[Prompt]: Could you return, exactly as written, only the lines from the one holding "Pick out 27" through the final line of the records below?

[Records shown]:
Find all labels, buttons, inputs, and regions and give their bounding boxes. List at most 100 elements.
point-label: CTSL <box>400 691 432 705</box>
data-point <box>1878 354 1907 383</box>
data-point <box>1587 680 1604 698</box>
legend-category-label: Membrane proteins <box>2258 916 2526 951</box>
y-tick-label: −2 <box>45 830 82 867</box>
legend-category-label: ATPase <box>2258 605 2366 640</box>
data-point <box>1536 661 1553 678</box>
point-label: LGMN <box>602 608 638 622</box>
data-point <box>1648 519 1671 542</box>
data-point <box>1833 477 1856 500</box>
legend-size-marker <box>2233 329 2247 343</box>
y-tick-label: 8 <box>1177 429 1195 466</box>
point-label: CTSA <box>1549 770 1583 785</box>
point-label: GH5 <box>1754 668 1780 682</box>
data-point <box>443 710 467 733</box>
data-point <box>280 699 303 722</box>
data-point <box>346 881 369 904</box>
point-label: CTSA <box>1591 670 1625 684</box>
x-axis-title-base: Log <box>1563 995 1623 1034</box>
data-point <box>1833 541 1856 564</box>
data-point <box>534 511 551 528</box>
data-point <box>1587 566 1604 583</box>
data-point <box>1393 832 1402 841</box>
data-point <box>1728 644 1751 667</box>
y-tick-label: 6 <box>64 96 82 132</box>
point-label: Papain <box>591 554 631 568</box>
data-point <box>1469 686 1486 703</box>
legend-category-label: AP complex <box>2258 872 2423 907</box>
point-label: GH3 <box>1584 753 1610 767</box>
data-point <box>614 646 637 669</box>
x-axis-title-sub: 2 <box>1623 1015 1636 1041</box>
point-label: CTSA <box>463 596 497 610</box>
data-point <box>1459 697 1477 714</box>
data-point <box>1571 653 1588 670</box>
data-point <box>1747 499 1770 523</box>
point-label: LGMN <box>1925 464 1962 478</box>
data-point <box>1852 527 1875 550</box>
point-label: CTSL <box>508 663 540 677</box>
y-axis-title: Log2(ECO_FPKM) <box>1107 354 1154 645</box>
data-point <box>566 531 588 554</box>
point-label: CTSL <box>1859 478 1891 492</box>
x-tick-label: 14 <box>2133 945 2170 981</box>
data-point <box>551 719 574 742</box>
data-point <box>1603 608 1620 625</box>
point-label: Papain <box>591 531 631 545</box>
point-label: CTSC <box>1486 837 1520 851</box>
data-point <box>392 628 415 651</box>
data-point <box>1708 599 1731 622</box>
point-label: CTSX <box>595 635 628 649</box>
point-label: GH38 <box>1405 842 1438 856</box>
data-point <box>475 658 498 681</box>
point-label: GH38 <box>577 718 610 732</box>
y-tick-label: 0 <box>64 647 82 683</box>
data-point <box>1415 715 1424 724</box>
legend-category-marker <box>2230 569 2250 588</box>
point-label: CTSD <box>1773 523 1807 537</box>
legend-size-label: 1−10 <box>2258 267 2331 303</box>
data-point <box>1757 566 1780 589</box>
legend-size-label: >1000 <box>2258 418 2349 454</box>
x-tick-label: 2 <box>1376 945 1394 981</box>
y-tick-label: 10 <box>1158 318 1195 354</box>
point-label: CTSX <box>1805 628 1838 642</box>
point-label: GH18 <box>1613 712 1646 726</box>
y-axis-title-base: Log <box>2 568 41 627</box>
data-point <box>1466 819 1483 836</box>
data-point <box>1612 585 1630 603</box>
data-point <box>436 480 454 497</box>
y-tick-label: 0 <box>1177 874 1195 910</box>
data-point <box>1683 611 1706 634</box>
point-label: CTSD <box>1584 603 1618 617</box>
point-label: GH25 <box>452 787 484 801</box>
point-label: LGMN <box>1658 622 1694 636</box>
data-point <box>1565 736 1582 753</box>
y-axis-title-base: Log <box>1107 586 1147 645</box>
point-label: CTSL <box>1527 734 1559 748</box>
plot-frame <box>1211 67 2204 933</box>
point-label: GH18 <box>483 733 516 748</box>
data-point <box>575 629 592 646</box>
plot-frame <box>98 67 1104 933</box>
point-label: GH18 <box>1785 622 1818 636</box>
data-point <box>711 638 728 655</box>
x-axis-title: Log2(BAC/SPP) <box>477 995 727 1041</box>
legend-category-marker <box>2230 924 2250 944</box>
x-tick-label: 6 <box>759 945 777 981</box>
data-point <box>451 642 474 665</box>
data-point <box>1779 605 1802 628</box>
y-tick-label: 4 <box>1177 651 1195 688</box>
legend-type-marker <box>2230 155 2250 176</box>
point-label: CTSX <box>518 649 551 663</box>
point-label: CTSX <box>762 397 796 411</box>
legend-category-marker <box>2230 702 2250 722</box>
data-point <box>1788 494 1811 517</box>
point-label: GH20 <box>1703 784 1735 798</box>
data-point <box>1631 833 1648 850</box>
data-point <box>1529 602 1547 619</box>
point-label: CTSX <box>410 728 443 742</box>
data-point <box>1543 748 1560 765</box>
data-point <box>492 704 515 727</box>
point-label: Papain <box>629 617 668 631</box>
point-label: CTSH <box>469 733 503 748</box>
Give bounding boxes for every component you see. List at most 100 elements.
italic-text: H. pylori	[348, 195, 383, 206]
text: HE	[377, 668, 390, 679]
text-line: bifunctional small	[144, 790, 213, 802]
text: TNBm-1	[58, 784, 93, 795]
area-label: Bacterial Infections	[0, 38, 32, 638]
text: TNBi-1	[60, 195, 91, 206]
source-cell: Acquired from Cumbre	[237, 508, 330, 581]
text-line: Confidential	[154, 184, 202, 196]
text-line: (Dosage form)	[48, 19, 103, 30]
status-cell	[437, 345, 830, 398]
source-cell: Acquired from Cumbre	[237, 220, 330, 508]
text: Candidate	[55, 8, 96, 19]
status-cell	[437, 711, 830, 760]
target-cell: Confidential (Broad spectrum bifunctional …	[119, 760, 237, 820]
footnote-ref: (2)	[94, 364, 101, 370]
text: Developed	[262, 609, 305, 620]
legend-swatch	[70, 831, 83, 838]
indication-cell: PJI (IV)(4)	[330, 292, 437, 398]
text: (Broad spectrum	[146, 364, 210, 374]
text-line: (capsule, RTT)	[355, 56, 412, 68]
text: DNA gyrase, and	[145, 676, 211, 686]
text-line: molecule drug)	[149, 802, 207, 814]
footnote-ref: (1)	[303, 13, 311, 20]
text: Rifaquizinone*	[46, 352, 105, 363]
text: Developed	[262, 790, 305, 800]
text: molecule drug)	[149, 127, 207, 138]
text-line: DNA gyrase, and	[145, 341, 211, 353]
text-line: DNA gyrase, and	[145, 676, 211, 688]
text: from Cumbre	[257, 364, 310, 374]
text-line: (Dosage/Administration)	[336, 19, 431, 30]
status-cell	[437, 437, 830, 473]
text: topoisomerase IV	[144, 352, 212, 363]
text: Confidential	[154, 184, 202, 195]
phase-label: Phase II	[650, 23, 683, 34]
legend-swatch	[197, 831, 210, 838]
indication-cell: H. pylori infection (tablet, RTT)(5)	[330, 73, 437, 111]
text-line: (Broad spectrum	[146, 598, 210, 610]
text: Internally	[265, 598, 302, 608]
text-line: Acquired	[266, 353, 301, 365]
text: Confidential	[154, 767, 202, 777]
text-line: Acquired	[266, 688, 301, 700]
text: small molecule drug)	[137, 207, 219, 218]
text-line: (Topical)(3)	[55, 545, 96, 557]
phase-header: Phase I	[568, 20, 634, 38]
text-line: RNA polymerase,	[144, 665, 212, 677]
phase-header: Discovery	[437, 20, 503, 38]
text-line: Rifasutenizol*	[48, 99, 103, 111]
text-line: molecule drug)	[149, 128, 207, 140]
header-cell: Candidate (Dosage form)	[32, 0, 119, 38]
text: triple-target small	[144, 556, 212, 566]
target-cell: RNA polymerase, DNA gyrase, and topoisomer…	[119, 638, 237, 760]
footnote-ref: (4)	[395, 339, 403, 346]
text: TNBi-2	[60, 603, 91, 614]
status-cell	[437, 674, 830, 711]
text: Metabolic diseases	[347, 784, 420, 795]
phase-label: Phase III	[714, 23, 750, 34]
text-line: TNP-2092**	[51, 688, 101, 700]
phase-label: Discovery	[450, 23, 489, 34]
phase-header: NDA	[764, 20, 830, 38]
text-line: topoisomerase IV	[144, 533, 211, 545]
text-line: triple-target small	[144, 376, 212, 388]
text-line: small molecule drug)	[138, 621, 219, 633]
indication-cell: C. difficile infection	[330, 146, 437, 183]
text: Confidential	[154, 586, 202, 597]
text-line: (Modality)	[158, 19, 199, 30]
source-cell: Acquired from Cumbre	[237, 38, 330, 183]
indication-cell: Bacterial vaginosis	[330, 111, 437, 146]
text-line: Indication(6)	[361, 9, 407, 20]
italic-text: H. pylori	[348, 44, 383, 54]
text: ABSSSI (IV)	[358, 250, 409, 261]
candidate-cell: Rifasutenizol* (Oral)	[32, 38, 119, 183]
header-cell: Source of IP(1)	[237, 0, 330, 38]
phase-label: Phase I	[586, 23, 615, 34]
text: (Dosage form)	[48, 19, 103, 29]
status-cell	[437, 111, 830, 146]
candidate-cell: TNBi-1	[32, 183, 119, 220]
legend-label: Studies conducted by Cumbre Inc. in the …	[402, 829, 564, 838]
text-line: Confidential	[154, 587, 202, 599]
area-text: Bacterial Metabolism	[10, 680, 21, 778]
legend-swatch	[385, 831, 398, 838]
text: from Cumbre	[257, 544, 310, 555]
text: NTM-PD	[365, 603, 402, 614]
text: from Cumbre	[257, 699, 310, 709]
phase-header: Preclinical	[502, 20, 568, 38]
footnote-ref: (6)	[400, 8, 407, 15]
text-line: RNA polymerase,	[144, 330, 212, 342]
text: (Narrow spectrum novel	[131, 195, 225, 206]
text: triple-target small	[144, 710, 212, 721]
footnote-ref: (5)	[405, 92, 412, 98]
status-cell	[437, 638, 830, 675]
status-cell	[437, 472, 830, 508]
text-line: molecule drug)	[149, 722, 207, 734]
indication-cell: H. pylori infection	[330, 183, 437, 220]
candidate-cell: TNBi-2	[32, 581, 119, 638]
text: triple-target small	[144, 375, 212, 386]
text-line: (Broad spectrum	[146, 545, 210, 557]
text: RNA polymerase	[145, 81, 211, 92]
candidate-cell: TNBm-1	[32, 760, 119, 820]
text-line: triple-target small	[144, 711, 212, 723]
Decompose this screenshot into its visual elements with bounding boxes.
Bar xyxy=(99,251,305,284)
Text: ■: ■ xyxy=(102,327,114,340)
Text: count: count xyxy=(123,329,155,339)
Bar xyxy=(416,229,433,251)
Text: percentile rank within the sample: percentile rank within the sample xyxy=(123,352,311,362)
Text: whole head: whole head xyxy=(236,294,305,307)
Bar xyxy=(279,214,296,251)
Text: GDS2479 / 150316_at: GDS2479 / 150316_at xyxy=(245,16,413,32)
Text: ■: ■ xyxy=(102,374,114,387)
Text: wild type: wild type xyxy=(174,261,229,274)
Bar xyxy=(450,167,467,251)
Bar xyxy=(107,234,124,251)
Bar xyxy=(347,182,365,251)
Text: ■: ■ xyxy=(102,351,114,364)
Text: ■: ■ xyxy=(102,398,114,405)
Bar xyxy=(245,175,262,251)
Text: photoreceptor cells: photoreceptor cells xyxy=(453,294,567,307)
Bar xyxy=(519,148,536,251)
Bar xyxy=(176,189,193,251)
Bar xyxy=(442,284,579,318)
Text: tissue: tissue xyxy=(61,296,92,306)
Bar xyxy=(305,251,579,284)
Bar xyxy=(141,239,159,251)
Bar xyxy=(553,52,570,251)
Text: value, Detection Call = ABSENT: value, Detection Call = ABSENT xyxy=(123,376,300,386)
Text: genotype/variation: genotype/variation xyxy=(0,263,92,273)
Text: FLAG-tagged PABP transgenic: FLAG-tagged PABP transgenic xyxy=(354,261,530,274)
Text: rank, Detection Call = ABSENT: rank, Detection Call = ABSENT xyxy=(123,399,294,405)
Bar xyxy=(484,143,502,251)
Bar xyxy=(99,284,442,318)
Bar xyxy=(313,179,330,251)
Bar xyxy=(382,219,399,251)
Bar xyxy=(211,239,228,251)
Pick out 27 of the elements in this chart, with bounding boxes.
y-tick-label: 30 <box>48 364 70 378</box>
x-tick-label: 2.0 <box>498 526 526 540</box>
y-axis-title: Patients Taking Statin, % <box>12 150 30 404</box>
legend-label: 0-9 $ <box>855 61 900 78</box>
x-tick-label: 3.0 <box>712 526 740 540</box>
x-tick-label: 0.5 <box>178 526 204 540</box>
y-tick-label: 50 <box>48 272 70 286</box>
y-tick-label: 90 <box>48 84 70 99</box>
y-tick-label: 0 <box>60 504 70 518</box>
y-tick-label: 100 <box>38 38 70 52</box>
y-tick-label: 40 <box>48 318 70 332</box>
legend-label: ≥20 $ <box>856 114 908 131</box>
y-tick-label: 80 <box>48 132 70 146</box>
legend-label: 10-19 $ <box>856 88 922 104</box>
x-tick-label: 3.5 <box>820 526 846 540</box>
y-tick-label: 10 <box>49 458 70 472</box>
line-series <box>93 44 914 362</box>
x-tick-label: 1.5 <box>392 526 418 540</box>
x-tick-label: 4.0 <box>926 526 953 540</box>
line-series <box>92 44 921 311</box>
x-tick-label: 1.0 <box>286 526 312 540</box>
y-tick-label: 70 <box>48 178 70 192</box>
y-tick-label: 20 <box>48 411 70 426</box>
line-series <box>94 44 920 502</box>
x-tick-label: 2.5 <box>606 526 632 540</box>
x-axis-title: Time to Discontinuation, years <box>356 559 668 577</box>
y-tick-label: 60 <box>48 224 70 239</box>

[Output]:
Pick out 27 of the elements in this chart, with bounding boxes.
y-tick-label: 30 <box>48 364 70 378</box>
x-tick-label: 2.0 <box>498 526 526 540</box>
y-axis-title: Patients Taking Statin, % <box>12 150 30 404</box>
legend-label: 0-9 $ <box>855 61 900 78</box>
x-tick-label: 3.0 <box>712 526 740 540</box>
x-tick-label: 0.5 <box>178 526 204 540</box>
y-tick-label: 50 <box>48 272 70 286</box>
y-tick-label: 90 <box>48 84 70 99</box>
y-tick-label: 0 <box>60 504 70 518</box>
y-tick-label: 100 <box>38 38 70 52</box>
y-tick-label: 40 <box>48 318 70 332</box>
legend-label: ≥20 $ <box>856 114 908 131</box>
y-tick-label: 80 <box>48 132 70 146</box>
legend-label: 10-19 $ <box>856 88 922 104</box>
x-tick-label: 3.5 <box>820 526 846 540</box>
y-tick-label: 10 <box>49 458 70 472</box>
line-series <box>93 44 914 362</box>
x-tick-label: 1.5 <box>392 526 418 540</box>
x-tick-label: 4.0 <box>926 526 953 540</box>
line-series <box>92 44 921 311</box>
x-tick-label: 1.0 <box>286 526 312 540</box>
y-tick-label: 70 <box>48 178 70 192</box>
y-tick-label: 20 <box>48 411 70 426</box>
line-series <box>94 44 920 502</box>
x-tick-label: 2.5 <box>606 526 632 540</box>
x-axis-title: Time to Discontinuation, years <box>356 559 668 577</box>
y-tick-label: 60 <box>48 224 70 239</box>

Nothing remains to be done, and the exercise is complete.